Exercise - Of the lines in this listing, how many contain the word "wśród"? Give the number and nothing else.

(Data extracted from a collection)

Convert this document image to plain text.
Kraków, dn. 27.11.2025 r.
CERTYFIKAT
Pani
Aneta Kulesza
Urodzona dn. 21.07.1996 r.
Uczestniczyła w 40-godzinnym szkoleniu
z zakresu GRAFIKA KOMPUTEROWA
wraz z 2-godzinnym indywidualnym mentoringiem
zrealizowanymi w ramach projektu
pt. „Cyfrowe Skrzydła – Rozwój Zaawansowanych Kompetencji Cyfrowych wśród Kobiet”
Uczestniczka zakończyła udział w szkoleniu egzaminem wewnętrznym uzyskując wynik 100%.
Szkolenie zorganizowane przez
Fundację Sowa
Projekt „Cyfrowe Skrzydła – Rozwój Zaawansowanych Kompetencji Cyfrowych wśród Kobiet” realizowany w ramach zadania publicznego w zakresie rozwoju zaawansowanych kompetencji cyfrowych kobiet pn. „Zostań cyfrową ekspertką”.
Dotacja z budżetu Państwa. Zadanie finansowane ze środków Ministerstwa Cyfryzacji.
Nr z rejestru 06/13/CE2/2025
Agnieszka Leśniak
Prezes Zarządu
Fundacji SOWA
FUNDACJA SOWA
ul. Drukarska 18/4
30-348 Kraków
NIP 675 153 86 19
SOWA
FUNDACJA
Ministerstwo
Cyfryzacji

Result of this task - 2